Collection entries:
----

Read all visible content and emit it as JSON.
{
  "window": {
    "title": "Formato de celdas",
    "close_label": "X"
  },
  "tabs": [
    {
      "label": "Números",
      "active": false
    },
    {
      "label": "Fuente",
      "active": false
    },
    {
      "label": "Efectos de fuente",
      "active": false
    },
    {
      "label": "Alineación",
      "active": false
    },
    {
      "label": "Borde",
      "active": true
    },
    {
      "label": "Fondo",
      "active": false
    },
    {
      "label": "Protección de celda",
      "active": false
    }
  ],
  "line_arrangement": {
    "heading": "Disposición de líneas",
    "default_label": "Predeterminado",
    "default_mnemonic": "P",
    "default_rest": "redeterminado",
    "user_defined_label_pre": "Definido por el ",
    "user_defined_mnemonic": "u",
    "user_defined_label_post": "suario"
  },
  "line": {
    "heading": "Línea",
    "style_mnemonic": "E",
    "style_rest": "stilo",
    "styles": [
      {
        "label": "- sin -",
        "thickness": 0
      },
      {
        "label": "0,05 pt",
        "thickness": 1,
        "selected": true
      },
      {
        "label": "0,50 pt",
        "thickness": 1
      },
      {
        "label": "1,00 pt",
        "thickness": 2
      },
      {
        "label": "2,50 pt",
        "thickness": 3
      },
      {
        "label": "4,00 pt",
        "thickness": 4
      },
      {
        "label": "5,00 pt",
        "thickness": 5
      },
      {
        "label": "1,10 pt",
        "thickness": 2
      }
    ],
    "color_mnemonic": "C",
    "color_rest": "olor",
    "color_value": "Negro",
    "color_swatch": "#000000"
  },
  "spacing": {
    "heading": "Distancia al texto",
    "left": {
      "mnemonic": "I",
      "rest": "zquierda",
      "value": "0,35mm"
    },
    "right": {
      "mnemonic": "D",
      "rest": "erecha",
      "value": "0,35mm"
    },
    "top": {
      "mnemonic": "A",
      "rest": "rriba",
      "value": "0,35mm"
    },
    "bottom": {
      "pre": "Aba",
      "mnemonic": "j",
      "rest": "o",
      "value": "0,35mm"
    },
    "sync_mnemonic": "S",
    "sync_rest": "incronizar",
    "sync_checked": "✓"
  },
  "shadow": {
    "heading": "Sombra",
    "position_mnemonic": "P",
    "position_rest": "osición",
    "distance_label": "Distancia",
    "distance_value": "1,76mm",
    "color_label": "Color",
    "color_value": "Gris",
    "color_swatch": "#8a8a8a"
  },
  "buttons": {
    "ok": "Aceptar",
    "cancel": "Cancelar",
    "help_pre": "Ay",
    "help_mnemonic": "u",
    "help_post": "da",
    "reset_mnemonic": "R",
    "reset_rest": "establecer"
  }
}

----

Task to complete: Restate all of the entries exactly, please.

Answer to this task:
Read all visible content and emit it as JSON.
{
  "window": {
    "title": "Formato de celdas",
    "close_label": "X"
  },
  "tabs": [
    {
      "label": "Números",
      "active": false
    },
    {
      "label": "Fuente",
      "active": false
    },
    {
      "label": "Efectos de fuente",
      "active": false
    },
    {
      "label": "Alineación",
      "active": false
    },
    {
      "label": "Borde",
      "active": true
    },
    {
      "label": "Fondo",
      "active": false
    },
    {
      "label": "Protección de celda",
      "active": false
    }
  ],
  "line_arrangement": {
    "heading": "Disposición de líneas",
    "default_label": "Predeterminado",
    "default_mnemonic": "P",
    "default_rest": "redeterminado",
    "user_defined_label_pre": "Definido por el ",
    "user_defined_mnemonic": "u",
    "user_defined_label_post": "suario"
  },
  "line": {
    "heading": "Línea",
    "style_mnemonic": "E",
    "style_rest": "stilo",
    "styles": [
      {
        "label": "- sin -",
        "thickness": 0
      },
      {
        "label": "0,05 pt",
        "thickness": 1,
        "selected": true
      },
      {
        "label": "0,50 pt",
        "thickness": 1
      },
      {
        "label": "1,00 pt",
        "thickness": 2
      },
      {
        "label": "2,50 pt",
        "thickness": 3
      },
      {
        "label": "4,00 pt",
        "thickness": 4
      },
      {
        "label": "5,00 pt",
        "thickness": 5
      },
      {
        "label": "1,10 pt",
        "thickness": 2
      }
    ],
    "color_mnemonic": "C",
    "color_rest": "olor",
    "color_value": "Negro",
    "color_swatch": "#000000"
  },
  "spacing": {
    "heading": "Distancia al texto",
    "left": {
      "mnemonic": "I",
      "rest": "zquierda",
      "value": "0,35mm"
    },
    "right": {
      "mnemonic": "D",
      "rest": "erecha",
      "value": "0,35mm"
    },
    "top": {
      "mnemonic": "A",
      "rest": "rriba",
      "value": "0,35mm"
    },
    "bottom": {
      "pre": "Aba",
      "mnemonic": "j",
      "rest": "o",
      "value": "0,35mm"
    },
    "sync_mnemonic": "S",
    "sync_rest": "incronizar",
    "sync_checked": "✓"
  },
  "shadow": {
    "heading": "Sombra",
    "position_mnemonic": "P",
    "position_rest": "osición",
    "distance_label": "Distancia",
    "distance_value": "1,76mm",
    "color_label": "Color",
    "color_value": "Gris",
    "color_swatch": "#8a8a8a"
  },
  "buttons": {
    "ok": "Aceptar",
    "cancel": "Cancelar",
    "help_pre": "Ay",
    "help_mnemonic": "u",
    "help_post": "da",
    "reset_mnemonic": "R",
    "reset_rest": "establecer"
  }
}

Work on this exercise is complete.